[Directions for this task]
Report the count of lines below that include "Quantitative", without any other text.

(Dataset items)
□ □ □

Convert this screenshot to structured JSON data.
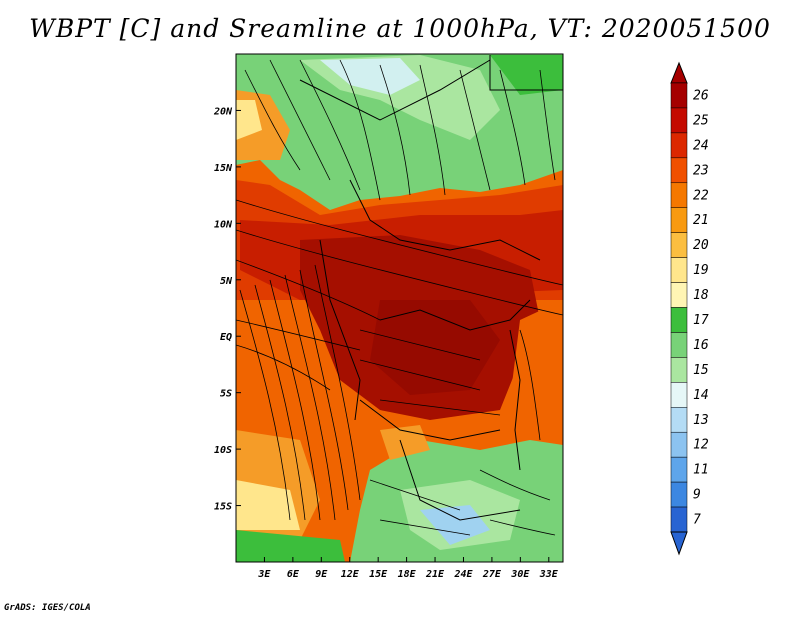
{
  "title": "WBPT [C] and Sreamline at 1000hPa, VT: 2020051500",
  "footer": "GrADS: IGES/COLA",
  "map": {
    "lat_labels": [
      "20N",
      "15N",
      "10N",
      "5N",
      "EQ",
      "5S",
      "10S",
      "15S"
    ],
    "lat_values": [
      20,
      15,
      10,
      5,
      0,
      -5,
      -10,
      -15
    ],
    "lon_labels": [
      "3E",
      "6E",
      "9E",
      "12E",
      "15E",
      "18E",
      "21E",
      "24E",
      "27E",
      "30E",
      "33E"
    ],
    "lon_values": [
      3,
      6,
      9,
      12,
      15,
      18,
      21,
      24,
      27,
      30,
      33
    ],
    "lon_range": [
      0,
      34.5
    ],
    "lat_range": [
      -20,
      25
    ],
    "field_colors": {
      "deep_red": "#a50f00",
      "red": "#c81e00",
      "red_orange": "#e03c00",
      "orange": "#f06400",
      "light_orange": "#f59c28",
      "yellow": "#ffe68c",
      "green_dark": "#3cbe3c",
      "green": "#78d278",
      "green_light": "#aae6a0",
      "cyan_pale": "#d2f0f0",
      "blue_light": "#a0d2f0"
    }
  },
  "colorbar": {
    "labels": [
      "26",
      "25",
      "24",
      "23",
      "22",
      "21",
      "20",
      "19",
      "18",
      "17",
      "16",
      "15",
      "14",
      "13",
      "12",
      "11",
      "9",
      "7"
    ],
    "colors": [
      "#a50000",
      "#c40a00",
      "#dc2800",
      "#f05000",
      "#f57800",
      "#f89a10",
      "#fbbe40",
      "#ffe68c",
      "#fff5b4",
      "#3cbe3c",
      "#78d278",
      "#aae6a0",
      "#e6f7f7",
      "#b4dcf5",
      "#8cc3f0",
      "#5ea5eb",
      "#3c87e1",
      "#2864d2"
    ]
  }
}
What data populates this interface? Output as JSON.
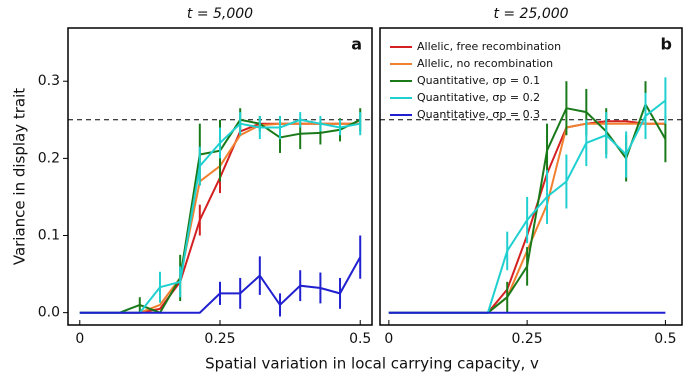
{
  "chart_data": [
    {
      "type": "line",
      "title": "t = 5,000",
      "panel_label": "a",
      "xlabel": "Spatial variation in local carrying capacity, v",
      "ylabel": "Variance in display trait",
      "x": [
        0,
        0.036,
        0.071,
        0.107,
        0.143,
        0.179,
        0.214,
        0.25,
        0.286,
        0.321,
        0.357,
        0.393,
        0.429,
        0.464,
        0.5
      ],
      "xlim": [
        -0.021,
        0.521
      ],
      "xticks": [
        0,
        {
          "value": 0.25,
          "label": "0.25"
        },
        0.5
      ],
      "ylim": [
        -0.016,
        0.369
      ],
      "yticks": [
        {
          "value": 0,
          "label": "0.0"
        },
        0.1,
        0.2,
        0.3
      ],
      "reference_line": 0.25,
      "series": [
        {
          "color": "#d42020",
          "values": [
            0,
            0,
            0,
            0,
            0.005,
            0.04,
            0.12,
            0.175,
            0.235,
            0.245,
            0.245,
            0.245,
            0.245,
            0.245,
            0.245
          ],
          "errors": [
            null,
            null,
            null,
            null,
            null,
            null,
            0.02,
            0.02,
            null,
            null,
            null,
            null,
            null,
            null,
            null
          ]
        },
        {
          "color": "#f08030",
          "values": [
            0,
            0,
            0,
            0,
            0.01,
            0.045,
            0.17,
            0.19,
            0.23,
            0.243,
            0.245,
            0.245,
            0.245,
            0.245,
            0.245
          ],
          "errors": [
            null,
            null,
            null,
            null,
            null,
            null,
            null,
            null,
            null,
            null,
            null,
            null,
            null,
            null,
            null
          ]
        },
        {
          "color": "#1a7a1a",
          "values": [
            0,
            0,
            0,
            0.01,
            0,
            0.045,
            0.205,
            0.21,
            0.25,
            0.245,
            0.227,
            0.232,
            0.233,
            0.237,
            0.25
          ],
          "errors": [
            null,
            null,
            null,
            0.01,
            null,
            0.03,
            0.04,
            0.04,
            0.015,
            0.01,
            0.02,
            0.02,
            0.015,
            0.015,
            0.015
          ]
        },
        {
          "color": "#20d0d0",
          "values": [
            0,
            0,
            0,
            0,
            0.033,
            0.04,
            0.19,
            0.22,
            0.245,
            0.24,
            0.24,
            0.25,
            0.245,
            0.24,
            0.245
          ],
          "errors": [
            null,
            null,
            null,
            null,
            0.02,
            0.02,
            0.025,
            0.02,
            0.015,
            0.015,
            0.015,
            0.01,
            0.01,
            0.01,
            0.015
          ]
        },
        {
          "color": "#2020d0",
          "values": [
            0,
            0,
            0,
            0,
            0,
            0,
            0,
            0.025,
            0.025,
            0.048,
            0.01,
            0.035,
            0.032,
            0.025,
            0.072
          ],
          "errors": [
            null,
            null,
            null,
            null,
            null,
            null,
            null,
            0.015,
            0.02,
            0.025,
            0.015,
            0.02,
            0.02,
            0.02,
            0.028
          ]
        }
      ]
    },
    {
      "type": "line",
      "title": "t = 25,000",
      "panel_label": "b",
      "x": [
        0,
        0.036,
        0.071,
        0.107,
        0.143,
        0.179,
        0.214,
        0.25,
        0.286,
        0.321,
        0.357,
        0.393,
        0.429,
        0.464,
        0.5
      ],
      "xlim": [
        -0.016,
        0.53
      ],
      "xticks": [
        0,
        {
          "value": 0.25,
          "label": "0.25"
        },
        0.5
      ],
      "ylim": [
        -0.016,
        0.369
      ],
      "reference_line": 0.25,
      "legend": "upper left",
      "series": [
        {
          "name": "Allelic, free recombination",
          "color": "#d42020",
          "values": [
            0,
            0,
            0,
            0,
            0,
            0,
            0.03,
            0.1,
            0.18,
            0.24,
            0.245,
            0.248,
            0.248,
            0.245,
            0.245
          ],
          "errors": [
            null,
            null,
            null,
            null,
            null,
            null,
            null,
            null,
            null,
            null,
            null,
            null,
            null,
            null,
            null
          ]
        },
        {
          "name": "Allelic, no recombination",
          "color": "#f08030",
          "values": [
            0,
            0,
            0,
            0,
            0,
            0,
            0.02,
            0.08,
            0.14,
            0.24,
            0.245,
            0.245,
            0.245,
            0.245,
            0.245
          ],
          "errors": [
            null,
            null,
            null,
            null,
            null,
            null,
            null,
            null,
            null,
            null,
            null,
            null,
            null,
            null,
            null
          ]
        },
        {
          "name": "Quantitative, σp = 0.1",
          "color": "#1a7a1a",
          "values": [
            0,
            0,
            0,
            0,
            0,
            0,
            0.02,
            0.06,
            0.21,
            0.265,
            0.26,
            0.235,
            0.2,
            0.27,
            0.225
          ],
          "errors": [
            null,
            null,
            null,
            null,
            null,
            null,
            0.02,
            0.025,
            0.035,
            0.035,
            0.03,
            0.03,
            0.03,
            0.03,
            0.03
          ]
        },
        {
          "name": "Quantitative, σp = 0.2",
          "color": "#20d0d0",
          "values": [
            0,
            0,
            0,
            0,
            0,
            0,
            0.08,
            0.12,
            0.15,
            0.17,
            0.22,
            0.23,
            0.205,
            0.255,
            0.275
          ],
          "errors": [
            null,
            null,
            null,
            null,
            null,
            null,
            0.025,
            0.03,
            0.035,
            0.035,
            0.03,
            0.03,
            0.03,
            0.03,
            0.03
          ]
        },
        {
          "name": "Quantitative, σp = 0.3",
          "color": "#2020d0",
          "values": [
            0,
            0,
            0,
            0,
            0,
            0,
            0,
            0,
            0,
            0,
            0,
            0,
            0,
            0,
            0
          ],
          "errors": [
            null,
            null,
            null,
            null,
            null,
            null,
            null,
            null,
            null,
            null,
            null,
            null,
            null,
            null,
            null
          ]
        }
      ]
    }
  ]
}
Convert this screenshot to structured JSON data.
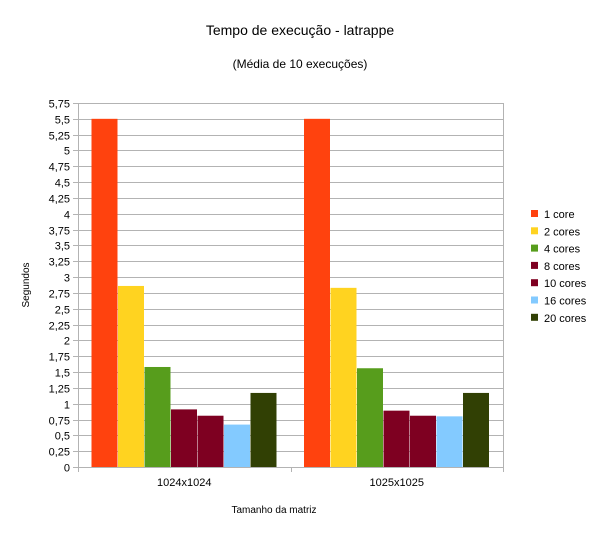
{
  "chart_data": {
    "type": "bar",
    "title": "Tempo de execução - latrappe",
    "subtitle": "(Média de 10 execuções)",
    "xlabel": "Tamanho da matriz",
    "ylabel": "Segundos",
    "categories": [
      "1024x1024",
      "1025x1025"
    ],
    "ylim": [
      0,
      5.75
    ],
    "ytick_step": 0.25,
    "ytick_labels": [
      "0",
      "0,25",
      "0,5",
      "0,75",
      "1",
      "1,25",
      "1,5",
      "1,75",
      "2",
      "2,25",
      "2,5",
      "2,75",
      "3",
      "3,25",
      "3,5",
      "3,75",
      "4",
      "4,25",
      "4,5",
      "4,75",
      "5",
      "5,25",
      "5,5",
      "5,75"
    ],
    "grid": true,
    "legend_position": "right",
    "series": [
      {
        "name": "1 core",
        "color": "#ff420e",
        "values": [
          5.5,
          5.5
        ]
      },
      {
        "name": "2 cores",
        "color": "#ffd320",
        "values": [
          2.86,
          2.83
        ]
      },
      {
        "name": "4 cores",
        "color": "#579d1c",
        "values": [
          1.58,
          1.56
        ]
      },
      {
        "name": "8 cores",
        "color": "#7e0021",
        "values": [
          0.91,
          0.89
        ]
      },
      {
        "name": "10 cores",
        "color": "#7e0021",
        "values": [
          0.81,
          0.81
        ]
      },
      {
        "name": "16 cores",
        "color": "#83caff",
        "values": [
          0.67,
          0.8
        ]
      },
      {
        "name": "20 cores",
        "color": "#314004",
        "values": [
          1.17,
          1.17
        ]
      }
    ]
  }
}
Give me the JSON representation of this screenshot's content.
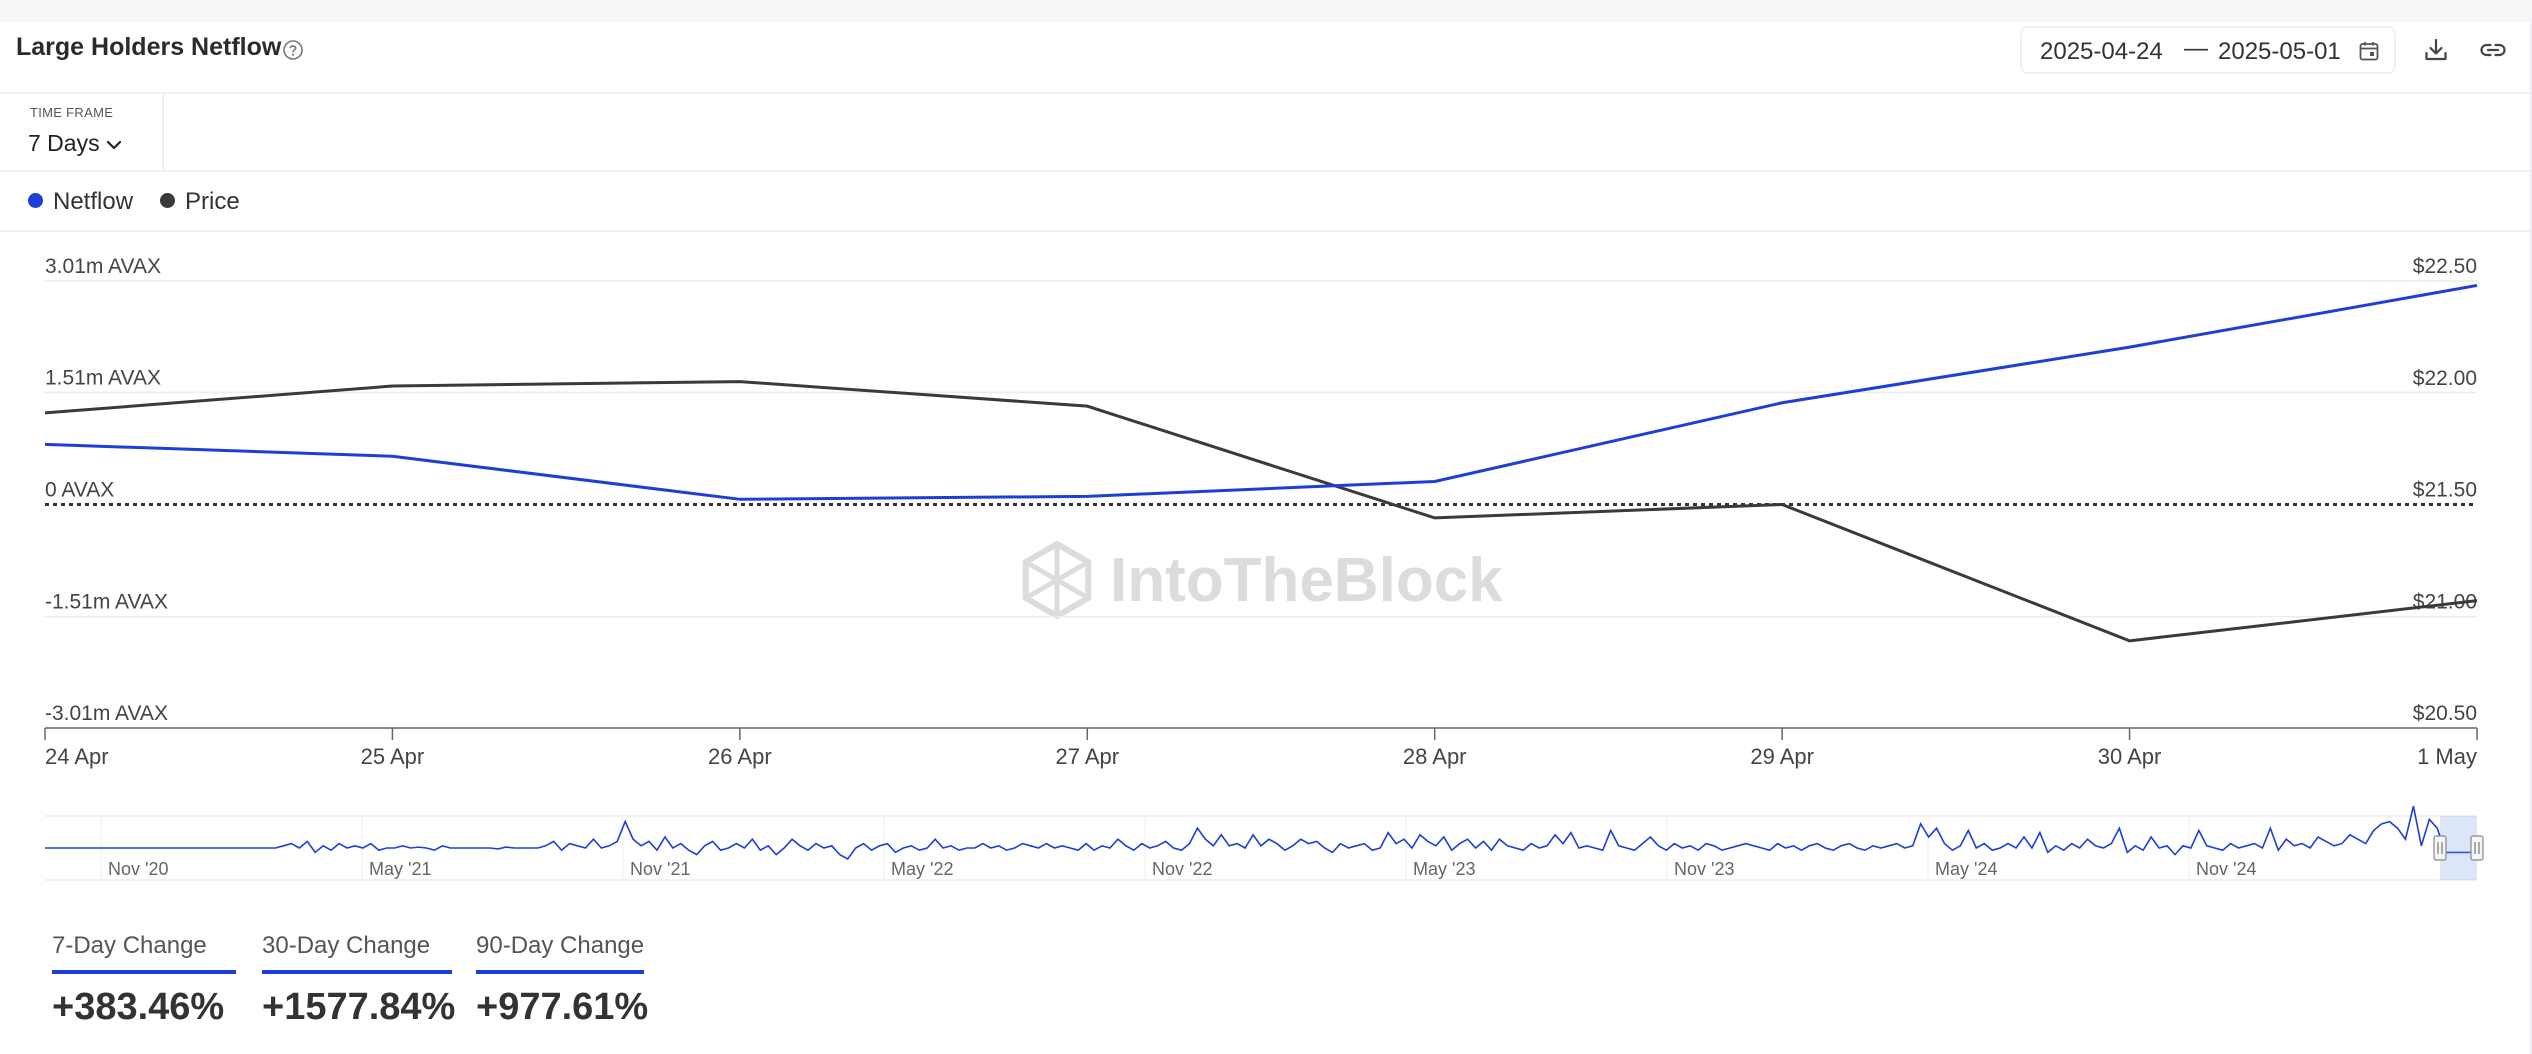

□ □ □

[Exercise solution]
3